┌──

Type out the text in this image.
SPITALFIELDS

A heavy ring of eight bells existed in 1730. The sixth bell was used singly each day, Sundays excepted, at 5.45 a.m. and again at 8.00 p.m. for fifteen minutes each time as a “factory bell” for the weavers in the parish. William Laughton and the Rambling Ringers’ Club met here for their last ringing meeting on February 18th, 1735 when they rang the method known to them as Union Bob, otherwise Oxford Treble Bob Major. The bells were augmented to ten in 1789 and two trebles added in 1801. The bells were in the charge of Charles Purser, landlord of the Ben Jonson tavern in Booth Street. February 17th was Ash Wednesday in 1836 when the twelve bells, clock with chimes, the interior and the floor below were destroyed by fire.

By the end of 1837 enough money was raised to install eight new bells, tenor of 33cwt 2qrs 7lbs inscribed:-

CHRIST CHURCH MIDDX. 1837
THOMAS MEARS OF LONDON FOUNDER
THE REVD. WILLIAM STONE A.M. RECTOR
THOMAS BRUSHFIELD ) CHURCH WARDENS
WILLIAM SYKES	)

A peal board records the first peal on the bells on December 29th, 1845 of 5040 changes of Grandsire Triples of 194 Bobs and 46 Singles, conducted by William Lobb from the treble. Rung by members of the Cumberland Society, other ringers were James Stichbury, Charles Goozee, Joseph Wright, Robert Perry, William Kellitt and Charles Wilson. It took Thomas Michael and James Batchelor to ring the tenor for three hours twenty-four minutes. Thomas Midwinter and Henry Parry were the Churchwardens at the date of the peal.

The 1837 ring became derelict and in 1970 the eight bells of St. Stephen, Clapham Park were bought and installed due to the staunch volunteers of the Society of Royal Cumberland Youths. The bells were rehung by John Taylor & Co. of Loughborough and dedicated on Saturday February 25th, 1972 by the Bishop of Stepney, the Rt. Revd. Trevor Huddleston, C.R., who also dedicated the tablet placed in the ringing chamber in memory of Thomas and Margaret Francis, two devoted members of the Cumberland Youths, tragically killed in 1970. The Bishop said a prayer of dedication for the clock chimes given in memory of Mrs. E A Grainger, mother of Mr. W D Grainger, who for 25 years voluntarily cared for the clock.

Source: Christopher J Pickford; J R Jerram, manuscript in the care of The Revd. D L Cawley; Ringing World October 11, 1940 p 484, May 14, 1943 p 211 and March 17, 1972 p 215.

└──

▶ BRIEF
Nothing should be left out: repeat all of the data exactly.

▶ ANSWER FOR THIS EXERCISE
Type out the text in this image.
SPITALFIELDS

A heavy ring of eight bells existed in 1730. The sixth bell was used singly each day, Sundays excepted, at 5.45 a.m. and again at 8.00 p.m. for fifteen minutes each time as a “factory bell” for the weavers in the parish. William Laughton and the Rambling Ringers’ Club met here for their last ringing meeting on February 18th, 1735 when they rang the method known to them as Union Bob, otherwise Oxford Treble Bob Major. The bells were augmented to ten in 1789 and two trebles added in 1801. The bells were in the charge of Charles Purser, landlord of the Ben Jonson tavern in Booth Street. February 17th was Ash Wednesday in 1836 when the twelve bells, clock with chimes, the interior and the floor below were destroyed by fire.

By the end of 1837 enough money was raised to install eight new bells, tenor of 33cwt 2qrs 7lbs inscribed:-

CHRIST CHURCH MIDDX. 1837
THOMAS MEARS OF LONDON FOUNDER
THE REVD. WILLIAM STONE A.M. RECTOR
THOMAS BRUSHFIELD ) CHURCH WARDENS
WILLIAM SYKES	)

A peal board records the first peal on the bells on December 29th, 1845 of 5040 changes of Grandsire Triples of 194 Bobs and 46 Singles, conducted by William Lobb from the treble. Rung by members of the Cumberland Society, other ringers were James Stichbury, Charles Goozee, Joseph Wright, Robert Perry, William Kellitt and Charles Wilson. It took Thomas Michael and James Batchelor to ring the tenor for three hours twenty-four minutes. Thomas Midwinter and Henry Parry were the Churchwardens at the date of the peal.

The 1837 ring became derelict and in 1970 the eight bells of St. Stephen, Clapham Park were bought and installed due to the staunch volunteers of the Society of Royal Cumberland Youths. The bells were rehung by John Taylor & Co. of Loughborough and dedicated on Saturday February 25th, 1972 by the Bishop of Stepney, the Rt. Revd. Trevor Huddleston, C.R., who also dedicated the tablet placed in the ringing chamber in memory of Thomas and Margaret Francis, two devoted members of the Cumberland Youths, tragically killed in 1970. The Bishop said a prayer of dedication for the clock chimes given in memory of Mrs. E A Grainger, mother of Mr. W D Grainger, who for 25 years voluntarily cared for the clock.

Source: Christopher J Pickford; J R Jerram, manuscript in the care of The Revd. D L Cawley; Ringing World October 11, 1940 p 484, May 14, 1943 p 211 and March 17, 1972 p 215.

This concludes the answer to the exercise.